Aim of the task: Search the records below for the word "инфраструктуры". Pull out each line that has it.

————

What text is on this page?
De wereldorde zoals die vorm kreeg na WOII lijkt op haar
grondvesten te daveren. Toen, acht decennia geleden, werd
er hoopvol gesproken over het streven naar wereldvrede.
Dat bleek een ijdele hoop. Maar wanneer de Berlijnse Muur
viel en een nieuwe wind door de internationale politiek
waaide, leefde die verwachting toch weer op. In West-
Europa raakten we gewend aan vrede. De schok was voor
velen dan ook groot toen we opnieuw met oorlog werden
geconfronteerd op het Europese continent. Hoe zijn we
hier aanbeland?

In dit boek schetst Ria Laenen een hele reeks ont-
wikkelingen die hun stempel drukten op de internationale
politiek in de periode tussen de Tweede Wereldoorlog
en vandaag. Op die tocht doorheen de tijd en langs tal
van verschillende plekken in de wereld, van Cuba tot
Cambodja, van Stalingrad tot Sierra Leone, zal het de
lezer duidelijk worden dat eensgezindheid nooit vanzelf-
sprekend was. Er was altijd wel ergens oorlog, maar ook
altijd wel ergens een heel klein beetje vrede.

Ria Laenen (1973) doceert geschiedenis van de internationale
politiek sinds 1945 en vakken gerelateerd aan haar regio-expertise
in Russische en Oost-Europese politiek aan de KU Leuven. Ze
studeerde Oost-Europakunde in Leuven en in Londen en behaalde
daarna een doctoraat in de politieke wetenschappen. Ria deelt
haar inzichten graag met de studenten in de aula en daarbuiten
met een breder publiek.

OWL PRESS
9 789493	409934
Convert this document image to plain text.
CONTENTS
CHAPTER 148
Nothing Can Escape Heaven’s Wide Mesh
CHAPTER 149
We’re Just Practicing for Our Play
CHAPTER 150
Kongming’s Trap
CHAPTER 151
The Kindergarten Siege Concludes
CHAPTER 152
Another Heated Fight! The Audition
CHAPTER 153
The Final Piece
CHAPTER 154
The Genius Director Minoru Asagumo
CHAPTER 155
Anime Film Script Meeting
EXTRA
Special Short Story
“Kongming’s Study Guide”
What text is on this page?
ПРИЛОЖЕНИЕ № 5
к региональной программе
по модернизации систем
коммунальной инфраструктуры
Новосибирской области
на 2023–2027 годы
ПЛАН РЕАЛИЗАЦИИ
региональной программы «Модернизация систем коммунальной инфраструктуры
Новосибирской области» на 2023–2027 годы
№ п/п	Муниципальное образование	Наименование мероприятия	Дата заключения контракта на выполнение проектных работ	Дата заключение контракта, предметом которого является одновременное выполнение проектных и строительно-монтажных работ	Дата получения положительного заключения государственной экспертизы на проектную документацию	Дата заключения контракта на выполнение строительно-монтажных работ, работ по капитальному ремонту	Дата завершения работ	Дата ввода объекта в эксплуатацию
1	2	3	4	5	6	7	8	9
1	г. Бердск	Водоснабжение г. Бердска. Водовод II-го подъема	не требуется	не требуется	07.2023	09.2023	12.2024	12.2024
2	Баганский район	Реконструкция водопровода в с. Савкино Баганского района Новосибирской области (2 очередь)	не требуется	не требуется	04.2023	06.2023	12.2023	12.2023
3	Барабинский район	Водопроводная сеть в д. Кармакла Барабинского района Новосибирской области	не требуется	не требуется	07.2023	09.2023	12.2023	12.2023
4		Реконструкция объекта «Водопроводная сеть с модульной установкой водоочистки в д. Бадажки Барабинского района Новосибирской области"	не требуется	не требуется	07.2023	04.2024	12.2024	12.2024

————

Solution for this task:
коммунальной инфраструктуры
региональной программы «Модернизация систем коммунальной инфраструктуры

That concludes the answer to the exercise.